_수행할 작업_: 항목의 첫 줄부터 "diamond-marker [478, 449, 658, 464]" 문구가 들어 있는 줄까지를 양 끝 줄을 포함해 번호 목록에 옮겨 넣으세요. 빈 줄은 빼고 적으세요.

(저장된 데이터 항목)
__________________________________________________

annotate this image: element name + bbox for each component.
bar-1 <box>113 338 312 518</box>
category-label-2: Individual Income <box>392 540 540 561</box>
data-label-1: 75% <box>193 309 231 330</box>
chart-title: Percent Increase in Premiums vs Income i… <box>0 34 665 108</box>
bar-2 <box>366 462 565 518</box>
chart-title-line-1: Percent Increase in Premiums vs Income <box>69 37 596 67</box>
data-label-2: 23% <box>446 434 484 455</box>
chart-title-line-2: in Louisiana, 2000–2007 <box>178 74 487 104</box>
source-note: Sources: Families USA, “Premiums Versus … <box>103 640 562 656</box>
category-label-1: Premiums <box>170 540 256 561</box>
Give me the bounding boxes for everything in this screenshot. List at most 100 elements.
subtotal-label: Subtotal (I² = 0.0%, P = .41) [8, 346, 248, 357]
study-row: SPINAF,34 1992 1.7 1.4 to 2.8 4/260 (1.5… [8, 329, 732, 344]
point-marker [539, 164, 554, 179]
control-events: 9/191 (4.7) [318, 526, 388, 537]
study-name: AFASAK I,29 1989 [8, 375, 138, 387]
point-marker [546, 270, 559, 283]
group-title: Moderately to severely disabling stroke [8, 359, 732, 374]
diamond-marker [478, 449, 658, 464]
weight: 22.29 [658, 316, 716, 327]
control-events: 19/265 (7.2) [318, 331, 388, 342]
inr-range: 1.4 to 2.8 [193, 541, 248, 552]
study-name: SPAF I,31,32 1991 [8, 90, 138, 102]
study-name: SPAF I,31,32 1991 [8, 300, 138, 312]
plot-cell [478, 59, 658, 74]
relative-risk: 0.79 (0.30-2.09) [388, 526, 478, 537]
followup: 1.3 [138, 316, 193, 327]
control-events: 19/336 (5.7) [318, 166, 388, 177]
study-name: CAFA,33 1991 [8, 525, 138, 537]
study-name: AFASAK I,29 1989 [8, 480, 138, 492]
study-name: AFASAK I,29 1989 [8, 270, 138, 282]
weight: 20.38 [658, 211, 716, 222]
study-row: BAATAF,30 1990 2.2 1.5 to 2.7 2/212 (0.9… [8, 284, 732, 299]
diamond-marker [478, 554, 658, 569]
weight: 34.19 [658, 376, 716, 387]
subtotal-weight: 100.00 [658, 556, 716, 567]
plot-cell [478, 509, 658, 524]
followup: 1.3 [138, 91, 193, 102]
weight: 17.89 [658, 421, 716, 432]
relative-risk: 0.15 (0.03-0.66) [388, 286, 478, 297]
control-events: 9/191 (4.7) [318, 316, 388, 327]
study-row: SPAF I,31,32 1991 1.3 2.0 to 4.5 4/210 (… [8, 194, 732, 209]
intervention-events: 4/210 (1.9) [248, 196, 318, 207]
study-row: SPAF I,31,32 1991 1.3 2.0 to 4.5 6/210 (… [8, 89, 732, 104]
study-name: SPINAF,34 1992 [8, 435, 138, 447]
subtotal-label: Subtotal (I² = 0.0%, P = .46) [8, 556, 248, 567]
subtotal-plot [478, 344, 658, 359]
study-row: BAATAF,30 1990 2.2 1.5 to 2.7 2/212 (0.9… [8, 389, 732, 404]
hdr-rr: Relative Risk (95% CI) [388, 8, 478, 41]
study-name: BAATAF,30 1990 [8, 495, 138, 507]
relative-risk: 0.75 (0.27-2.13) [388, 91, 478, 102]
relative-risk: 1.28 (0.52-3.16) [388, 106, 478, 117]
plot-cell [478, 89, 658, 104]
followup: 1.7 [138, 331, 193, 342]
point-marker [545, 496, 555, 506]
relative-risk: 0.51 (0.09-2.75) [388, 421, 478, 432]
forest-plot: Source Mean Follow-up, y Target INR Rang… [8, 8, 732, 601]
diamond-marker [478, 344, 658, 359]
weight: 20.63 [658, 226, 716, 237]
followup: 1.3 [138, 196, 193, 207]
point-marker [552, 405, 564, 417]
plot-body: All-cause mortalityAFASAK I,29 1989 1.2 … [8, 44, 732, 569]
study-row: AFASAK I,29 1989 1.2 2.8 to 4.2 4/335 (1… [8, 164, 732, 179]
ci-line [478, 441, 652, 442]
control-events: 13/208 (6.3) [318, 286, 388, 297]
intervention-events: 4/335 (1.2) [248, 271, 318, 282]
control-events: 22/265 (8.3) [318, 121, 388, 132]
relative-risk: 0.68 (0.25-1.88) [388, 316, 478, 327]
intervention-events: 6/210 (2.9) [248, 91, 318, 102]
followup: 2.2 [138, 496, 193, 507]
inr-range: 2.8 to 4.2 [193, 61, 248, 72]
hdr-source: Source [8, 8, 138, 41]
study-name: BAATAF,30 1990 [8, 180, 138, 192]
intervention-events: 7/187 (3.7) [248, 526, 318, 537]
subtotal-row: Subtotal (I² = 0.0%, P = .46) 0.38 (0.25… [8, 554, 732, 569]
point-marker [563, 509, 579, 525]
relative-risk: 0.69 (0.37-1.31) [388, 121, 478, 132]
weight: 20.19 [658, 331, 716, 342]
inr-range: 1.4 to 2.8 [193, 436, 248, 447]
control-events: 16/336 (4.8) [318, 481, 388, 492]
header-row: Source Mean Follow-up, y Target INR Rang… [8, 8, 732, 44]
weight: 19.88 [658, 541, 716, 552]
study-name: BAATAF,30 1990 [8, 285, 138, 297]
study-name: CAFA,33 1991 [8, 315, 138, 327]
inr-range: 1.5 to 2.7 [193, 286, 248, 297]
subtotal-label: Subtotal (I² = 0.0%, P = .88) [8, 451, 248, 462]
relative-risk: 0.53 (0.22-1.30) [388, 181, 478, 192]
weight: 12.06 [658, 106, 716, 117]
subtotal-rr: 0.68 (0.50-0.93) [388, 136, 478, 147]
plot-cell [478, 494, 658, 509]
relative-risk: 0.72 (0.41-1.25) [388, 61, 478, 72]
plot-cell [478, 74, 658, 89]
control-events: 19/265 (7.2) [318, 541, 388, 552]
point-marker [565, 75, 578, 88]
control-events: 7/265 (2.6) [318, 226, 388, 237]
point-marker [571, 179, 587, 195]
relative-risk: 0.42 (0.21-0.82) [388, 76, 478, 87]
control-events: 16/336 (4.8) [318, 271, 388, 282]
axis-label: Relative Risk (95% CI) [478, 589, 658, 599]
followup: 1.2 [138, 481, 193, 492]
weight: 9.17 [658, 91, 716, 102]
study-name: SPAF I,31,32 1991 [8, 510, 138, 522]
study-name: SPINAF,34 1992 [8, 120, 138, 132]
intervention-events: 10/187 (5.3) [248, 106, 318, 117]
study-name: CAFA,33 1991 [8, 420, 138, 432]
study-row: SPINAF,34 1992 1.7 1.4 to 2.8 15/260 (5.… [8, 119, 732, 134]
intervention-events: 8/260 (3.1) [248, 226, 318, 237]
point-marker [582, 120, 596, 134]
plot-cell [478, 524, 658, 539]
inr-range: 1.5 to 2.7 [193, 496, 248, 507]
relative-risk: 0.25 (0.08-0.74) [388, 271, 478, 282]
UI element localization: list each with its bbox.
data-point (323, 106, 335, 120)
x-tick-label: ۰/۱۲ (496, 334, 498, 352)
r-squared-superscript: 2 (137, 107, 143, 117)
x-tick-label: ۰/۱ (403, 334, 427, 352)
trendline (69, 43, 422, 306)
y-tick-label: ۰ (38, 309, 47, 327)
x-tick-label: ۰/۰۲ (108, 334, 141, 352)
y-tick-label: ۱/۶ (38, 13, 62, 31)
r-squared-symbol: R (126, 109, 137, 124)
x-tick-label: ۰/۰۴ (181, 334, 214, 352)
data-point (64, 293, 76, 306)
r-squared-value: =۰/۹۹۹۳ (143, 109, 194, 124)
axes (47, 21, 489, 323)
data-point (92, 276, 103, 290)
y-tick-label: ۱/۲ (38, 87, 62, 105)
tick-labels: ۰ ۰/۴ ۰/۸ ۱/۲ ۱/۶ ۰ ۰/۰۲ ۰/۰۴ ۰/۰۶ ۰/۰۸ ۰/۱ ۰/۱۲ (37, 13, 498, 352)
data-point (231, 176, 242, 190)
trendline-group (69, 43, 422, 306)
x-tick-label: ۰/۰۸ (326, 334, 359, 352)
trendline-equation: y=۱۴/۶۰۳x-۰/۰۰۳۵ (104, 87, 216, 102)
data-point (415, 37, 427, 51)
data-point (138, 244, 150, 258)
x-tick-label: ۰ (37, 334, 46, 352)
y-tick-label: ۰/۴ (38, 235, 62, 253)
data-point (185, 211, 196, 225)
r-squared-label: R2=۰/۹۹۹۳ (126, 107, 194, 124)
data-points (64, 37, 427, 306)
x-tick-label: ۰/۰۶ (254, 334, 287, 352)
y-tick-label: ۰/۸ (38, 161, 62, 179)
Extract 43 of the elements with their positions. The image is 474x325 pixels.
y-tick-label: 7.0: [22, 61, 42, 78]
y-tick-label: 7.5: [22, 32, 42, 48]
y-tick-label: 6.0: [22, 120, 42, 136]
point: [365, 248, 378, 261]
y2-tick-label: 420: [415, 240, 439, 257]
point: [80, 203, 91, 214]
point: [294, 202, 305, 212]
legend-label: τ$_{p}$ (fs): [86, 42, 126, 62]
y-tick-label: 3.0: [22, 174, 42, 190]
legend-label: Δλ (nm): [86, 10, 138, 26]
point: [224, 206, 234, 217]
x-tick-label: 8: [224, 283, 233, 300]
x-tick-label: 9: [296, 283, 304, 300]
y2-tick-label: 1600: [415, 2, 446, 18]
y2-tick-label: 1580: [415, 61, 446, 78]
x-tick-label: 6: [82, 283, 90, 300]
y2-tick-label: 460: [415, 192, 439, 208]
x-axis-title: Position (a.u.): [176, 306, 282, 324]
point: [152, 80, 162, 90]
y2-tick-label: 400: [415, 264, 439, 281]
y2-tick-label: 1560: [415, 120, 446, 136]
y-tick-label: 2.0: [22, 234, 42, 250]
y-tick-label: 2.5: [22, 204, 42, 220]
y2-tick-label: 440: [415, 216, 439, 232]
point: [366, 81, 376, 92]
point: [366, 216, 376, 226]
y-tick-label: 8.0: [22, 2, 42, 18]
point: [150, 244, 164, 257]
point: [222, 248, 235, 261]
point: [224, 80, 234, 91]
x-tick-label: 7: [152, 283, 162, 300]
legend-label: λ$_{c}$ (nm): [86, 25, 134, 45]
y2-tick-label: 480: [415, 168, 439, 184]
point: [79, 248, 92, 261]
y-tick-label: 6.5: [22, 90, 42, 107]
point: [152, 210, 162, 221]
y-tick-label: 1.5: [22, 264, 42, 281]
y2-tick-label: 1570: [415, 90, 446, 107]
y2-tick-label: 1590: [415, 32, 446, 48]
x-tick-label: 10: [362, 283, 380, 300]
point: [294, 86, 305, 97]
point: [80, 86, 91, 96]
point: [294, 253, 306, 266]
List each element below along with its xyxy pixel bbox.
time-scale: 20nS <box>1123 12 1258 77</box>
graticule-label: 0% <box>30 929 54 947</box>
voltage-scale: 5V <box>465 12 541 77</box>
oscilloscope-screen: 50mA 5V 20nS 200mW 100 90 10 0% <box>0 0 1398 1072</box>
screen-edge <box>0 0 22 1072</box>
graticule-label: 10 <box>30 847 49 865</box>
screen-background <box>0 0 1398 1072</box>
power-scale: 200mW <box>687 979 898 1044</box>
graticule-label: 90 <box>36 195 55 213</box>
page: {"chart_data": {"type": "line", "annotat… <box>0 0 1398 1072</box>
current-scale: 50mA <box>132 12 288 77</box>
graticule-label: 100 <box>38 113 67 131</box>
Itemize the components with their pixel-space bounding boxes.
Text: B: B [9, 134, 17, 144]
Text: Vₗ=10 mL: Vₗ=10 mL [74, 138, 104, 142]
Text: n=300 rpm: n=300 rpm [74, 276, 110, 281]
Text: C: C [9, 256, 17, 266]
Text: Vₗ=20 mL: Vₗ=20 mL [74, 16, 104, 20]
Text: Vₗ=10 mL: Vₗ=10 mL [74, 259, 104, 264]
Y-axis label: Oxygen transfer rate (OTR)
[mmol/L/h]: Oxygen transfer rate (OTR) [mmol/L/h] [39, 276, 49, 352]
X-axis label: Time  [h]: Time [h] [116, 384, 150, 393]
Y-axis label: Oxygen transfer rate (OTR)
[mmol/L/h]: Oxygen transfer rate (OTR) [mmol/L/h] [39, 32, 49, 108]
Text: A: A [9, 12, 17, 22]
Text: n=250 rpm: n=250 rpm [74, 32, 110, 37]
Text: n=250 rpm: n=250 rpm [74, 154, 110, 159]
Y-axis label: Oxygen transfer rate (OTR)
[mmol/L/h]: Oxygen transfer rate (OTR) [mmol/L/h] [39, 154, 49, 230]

__________________________________________________

_정답_:
1. annotate this image: element name + bbox for each component.
2. bar-1 <box>113 338 312 518</box>
3. category-label-2: Individual Income <box>392 540 540 561</box>
4. data-label-1: 75% <box>193 309 231 330</box>
5. chart-title: Percent Increase in Premiums vs Income i… <box>0 34 665 108</box>
6. bar-2 <box>366 462 565 518</box>
7. chart-title-line-1: Percent Increase in Premiums vs Income <box>69 37 596 67</box>
8. data-label-2: 23% <box>446 434 484 455</box>
9. chart-title-line-2: in Louisiana, 2000–2007 <box>178 74 487 104</box>
10. source-note: Sources: Families USA, “Premiums Versus … <box>103 640 562 656</box>
11. category-label-1: Premiums <box>170 540 256 561</box>
12. Give me the bounding boxes for everything in this screenshot. List at most 100 elements.
13. subtotal-label: Subtotal (I² = 0.0%, P = .41) [8, 346, 248, 357]
14. study-row: SPINAF,34 1992 1.7 1.4 to 2.8 4/260 (1.5… [8, 329, 732, 344]
15. point-marker [539, 164, 554, 179]
16. control-events: 9/191 (4.7) [318, 526, 388, 537]
17. study-name: AFASAK I,29 1989 [8, 375, 138, 387]
18. point-marker [546, 270, 559, 283]
19. group-title: Moderately to severely disabling stroke [8, 359, 732, 374]
20. diamond-marker [478, 449, 658, 464]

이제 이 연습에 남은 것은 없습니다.